LISTING
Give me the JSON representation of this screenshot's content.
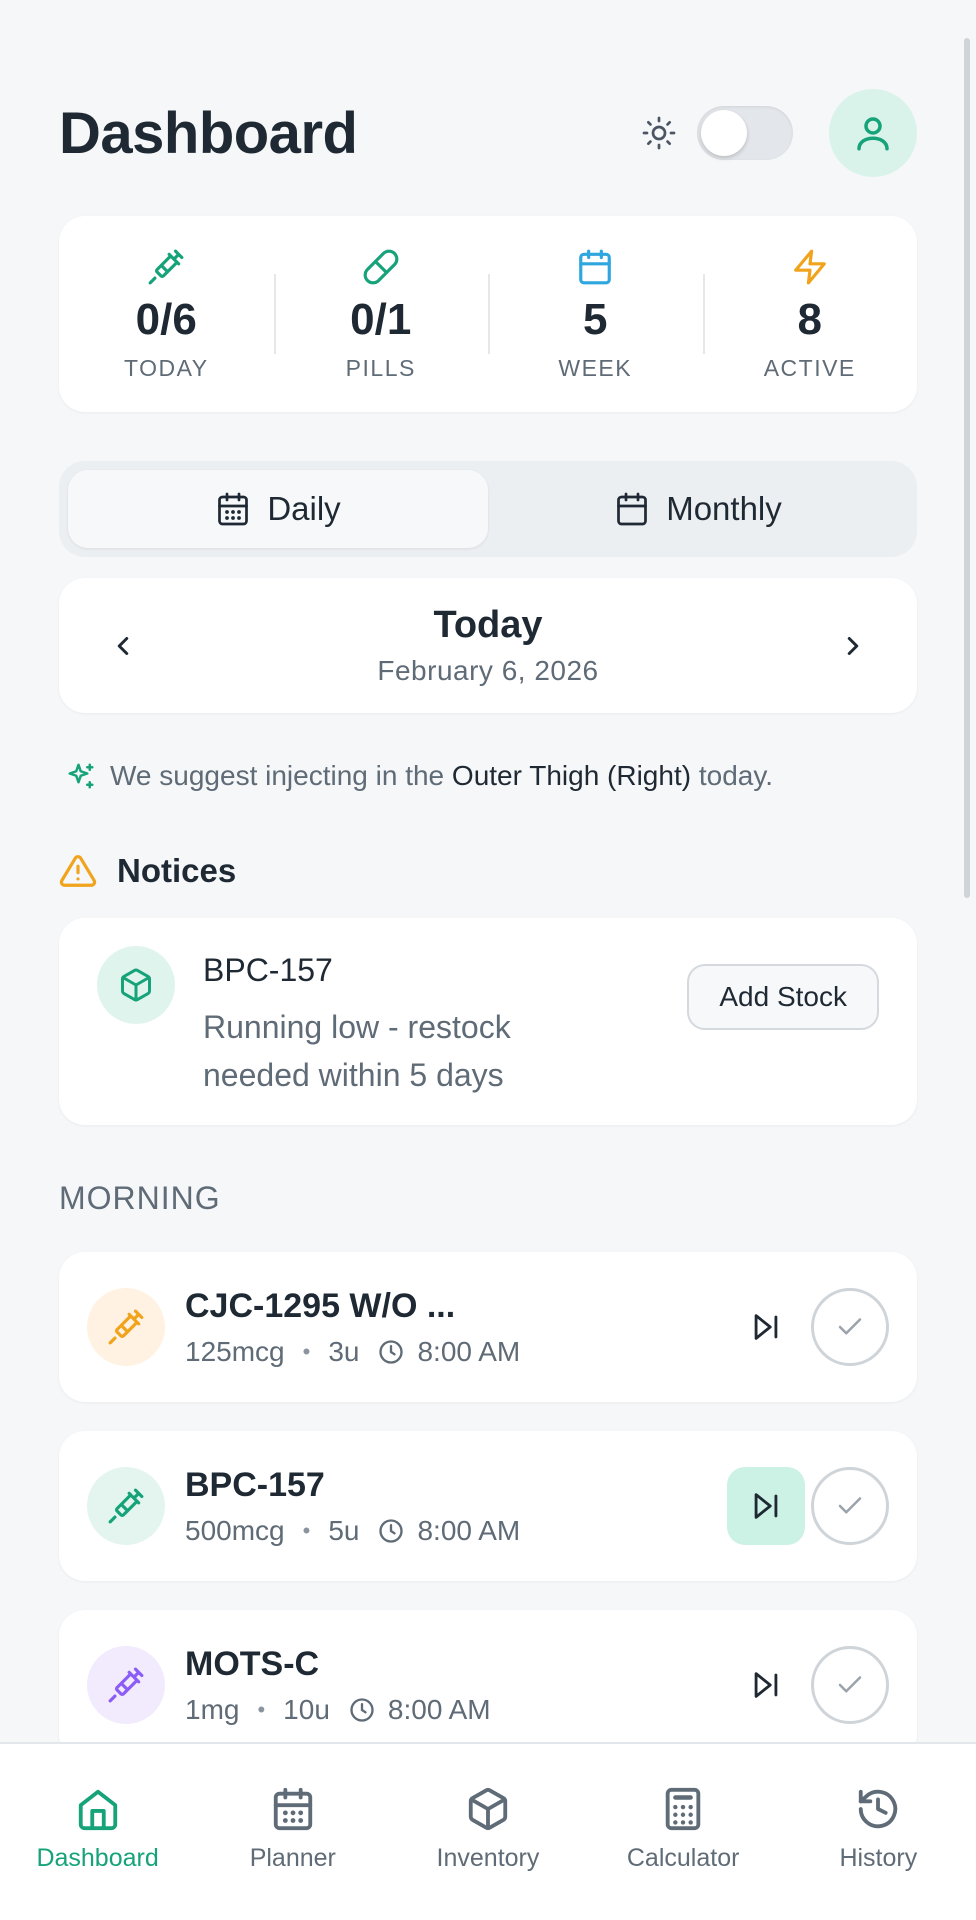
{
  "colors": {
    "accent": "#16a37a",
    "warning": "#f0a31b",
    "info": "#2ea6de",
    "purple": "#8b5cf6",
    "text_primary": "#1f2933",
    "text_secondary": "#5f6b76"
  },
  "header": {
    "title": "Dashboard",
    "theme_icon": "sun-icon",
    "profile_icon": "user-icon"
  },
  "stats": [
    {
      "value": "0/6",
      "label": "TODAY",
      "icon": "syringe-icon"
    },
    {
      "value": "0/1",
      "label": "PILLS",
      "icon": "pill-icon"
    },
    {
      "value": "5",
      "label": "WEEK",
      "icon": "calendar-icon"
    },
    {
      "value": "8",
      "label": "ACTIVE",
      "icon": "lightning-icon"
    }
  ],
  "view_toggle": {
    "daily": "Daily",
    "monthly": "Monthly",
    "selected": "Daily"
  },
  "date_nav": {
    "title": "Today",
    "date": "February 6, 2026"
  },
  "suggestion": {
    "prefix": "We suggest injecting in the",
    "site": "Outer Thigh (Right)",
    "suffix": "today."
  },
  "notices": {
    "title": "Notices",
    "items": [
      {
        "name": "BPC-157",
        "message": "Running low - restock needed within 5 days",
        "action": "Add Stock"
      }
    ]
  },
  "schedule": {
    "section": "MORNING",
    "doses": [
      {
        "name": "CJC-1295 W/O ...",
        "amount": "125mcg",
        "units": "3u",
        "time": "8:00 AM",
        "color": "#f0a31b",
        "bg": "#fff2e2"
      },
      {
        "name": "BPC-157",
        "amount": "500mcg",
        "units": "5u",
        "time": "8:00 AM",
        "color": "#16a37a",
        "bg": "#e3f5ee"
      },
      {
        "name": "MOTS-C",
        "amount": "1mg",
        "units": "10u",
        "time": "8:00 AM",
        "color": "#8b5cf6",
        "bg": "#f1ebfd"
      }
    ]
  },
  "bottom_nav": [
    {
      "label": "Dashboard",
      "icon": "home-icon",
      "active": true
    },
    {
      "label": "Planner",
      "icon": "calendar-icon",
      "active": false
    },
    {
      "label": "Inventory",
      "icon": "box-icon",
      "active": false
    },
    {
      "label": "Calculator",
      "icon": "calculator-icon",
      "active": false
    },
    {
      "label": "History",
      "icon": "history-icon",
      "active": false
    }
  ]
}
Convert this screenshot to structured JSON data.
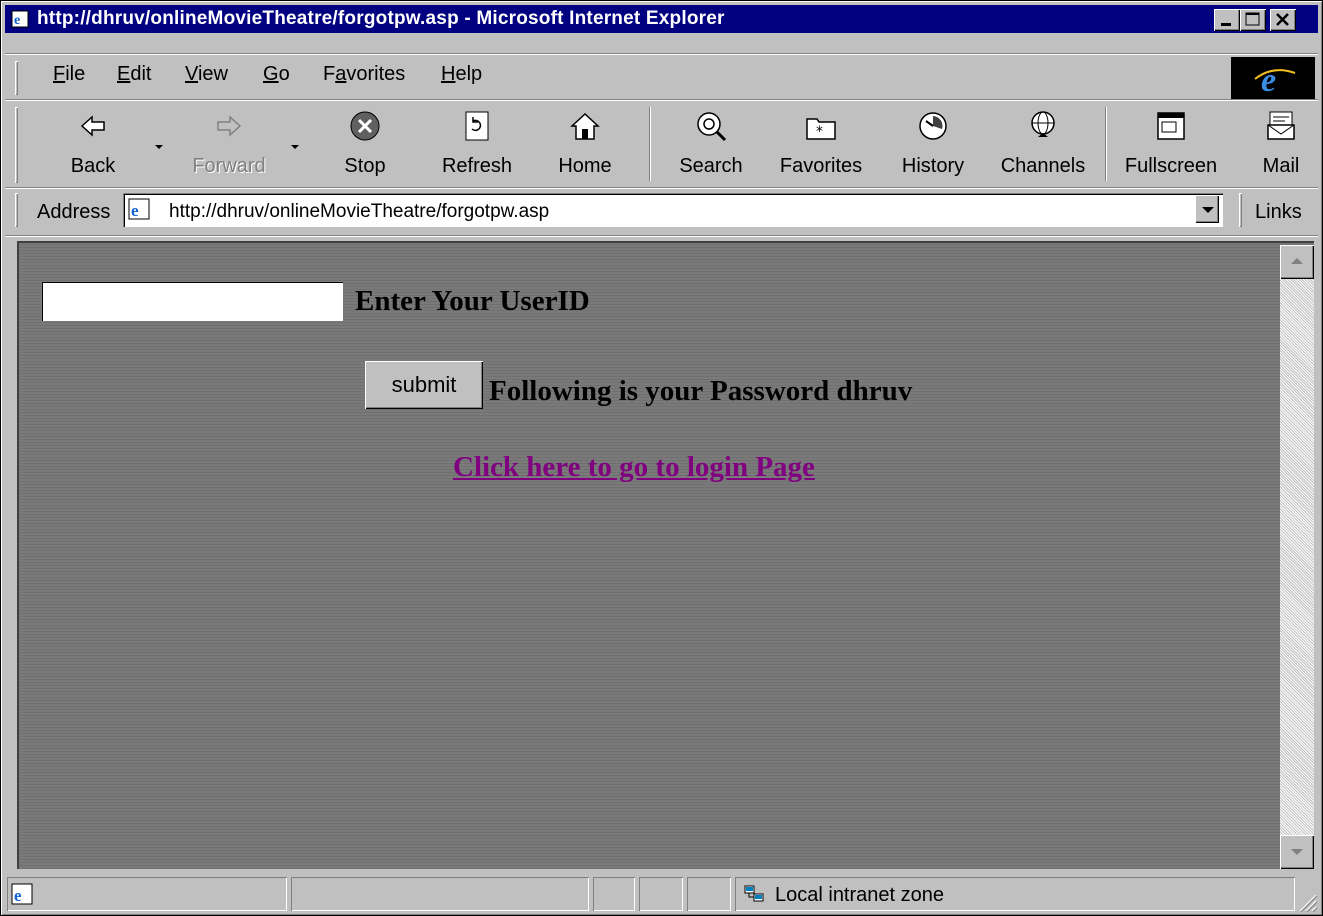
{
  "window": {
    "title": "http://dhruv/onlineMovieTheatre/forgotpw.asp - Microsoft Internet Explorer",
    "title_bg": "#000080"
  },
  "menu": {
    "items": [
      {
        "label": "File",
        "accel": "F"
      },
      {
        "label": "Edit",
        "accel": "E"
      },
      {
        "label": "View",
        "accel": "V"
      },
      {
        "label": "Go",
        "accel": "G"
      },
      {
        "label": "Favorites",
        "accel": "a"
      },
      {
        "label": "Help",
        "accel": "H"
      }
    ]
  },
  "toolbar": {
    "back": "Back",
    "forward": "Forward",
    "stop": "Stop",
    "refresh": "Refresh",
    "home": "Home",
    "search": "Search",
    "favorites": "Favorites",
    "history": "History",
    "channels": "Channels",
    "fullscreen": "Fullscreen",
    "mail": "Mail"
  },
  "address": {
    "label": "Address",
    "url": "http://dhruv/onlineMovieTheatre/forgotpw.asp",
    "links_label": "Links"
  },
  "page": {
    "userid_label": "Enter Your UserID",
    "userid_value": "",
    "submit_label": "submit",
    "password_message": "Following is your Password dhruv",
    "login_link": "Click here to go to login Page",
    "link_color": "#800080"
  },
  "status": {
    "zone": "Local intranet zone"
  }
}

WHAT YOU SHOULD DO
Pictures in the records above are left out; print everything else exactly as written.

TASK RESULT
Give me the JSON representation of this screenshot's content.
{
  "colors": {
    "accent": "#16a37a",
    "warning": "#f0a31b",
    "info": "#2ea6de",
    "purple": "#8b5cf6",
    "text_primary": "#1f2933",
    "text_secondary": "#5f6b76"
  },
  "header": {
    "title": "Dashboard",
    "theme_icon": "sun-icon",
    "profile_icon": "user-icon"
  },
  "stats": [
    {
      "value": "0/6",
      "label": "TODAY",
      "icon": "syringe-icon"
    },
    {
      "value": "0/1",
      "label": "PILLS",
      "icon": "pill-icon"
    },
    {
      "value": "5",
      "label": "WEEK",
      "icon": "calendar-icon"
    },
    {
      "value": "8",
      "label": "ACTIVE",
      "icon": "lightning-icon"
    }
  ],
  "view_toggle": {
    "daily": "Daily",
    "monthly": "Monthly",
    "selected": "Daily"
  },
  "date_nav": {
    "title": "Today",
    "date": "February 6, 2026"
  },
  "suggestion": {
    "prefix": "We suggest injecting in the",
    "site": "Outer Thigh (Right)",
    "suffix": "today."
  },
  "notices": {
    "title": "Notices",
    "items": [
      {
        "name": "BPC-157",
        "message": "Running low - restock needed within 5 days",
        "action": "Add Stock"
      }
    ]
  },
  "schedule": {
    "section": "MORNING",
    "doses": [
      {
        "name": "CJC-1295 W/O ...",
        "amount": "125mcg",
        "units": "3u",
        "time": "8:00 AM",
        "color": "#f0a31b",
        "bg": "#fff2e2"
      },
      {
        "name": "BPC-157",
        "amount": "500mcg",
        "units": "5u",
        "time": "8:00 AM",
        "color": "#16a37a",
        "bg": "#e3f5ee"
      },
      {
        "name": "MOTS-C",
        "amount": "1mg",
        "units": "10u",
        "time": "8:00 AM",
        "color": "#8b5cf6",
        "bg": "#f1ebfd"
      }
    ]
  },
  "bottom_nav": [
    {
      "label": "Dashboard",
      "icon": "home-icon",
      "active": true
    },
    {
      "label": "Planner",
      "icon": "calendar-icon",
      "active": false
    },
    {
      "label": "Inventory",
      "icon": "box-icon",
      "active": false
    },
    {
      "label": "Calculator",
      "icon": "calculator-icon",
      "active": false
    },
    {
      "label": "History",
      "icon": "history-icon",
      "active": false
    }
  ]
}
Convert this screenshot to structured JSON data.
{
  "window": {
    "title": "http://dhruv/onlineMovieTheatre/forgotpw.asp - Microsoft Internet Explorer",
    "title_bg": "#000080"
  },
  "menu": {
    "items": [
      {
        "label": "File",
        "accel": "F"
      },
      {
        "label": "Edit",
        "accel": "E"
      },
      {
        "label": "View",
        "accel": "V"
      },
      {
        "label": "Go",
        "accel": "G"
      },
      {
        "label": "Favorites",
        "accel": "a"
      },
      {
        "label": "Help",
        "accel": "H"
      }
    ]
  },
  "toolbar": {
    "back": "Back",
    "forward": "Forward",
    "stop": "Stop",
    "refresh": "Refresh",
    "home": "Home",
    "search": "Search",
    "favorites": "Favorites",
    "history": "History",
    "channels": "Channels",
    "fullscreen": "Fullscreen",
    "mail": "Mail"
  },
  "address": {
    "label": "Address",
    "url": "http://dhruv/onlineMovieTheatre/forgotpw.asp",
    "links_label": "Links"
  },
  "page": {
    "userid_label": "Enter Your UserID",
    "userid_value": "",
    "submit_label": "submit",
    "password_message": "Following is your Password dhruv",
    "login_link": "Click here to go to login Page",
    "link_color": "#800080"
  },
  "status": {
    "zone": "Local intranet zone"
  }
}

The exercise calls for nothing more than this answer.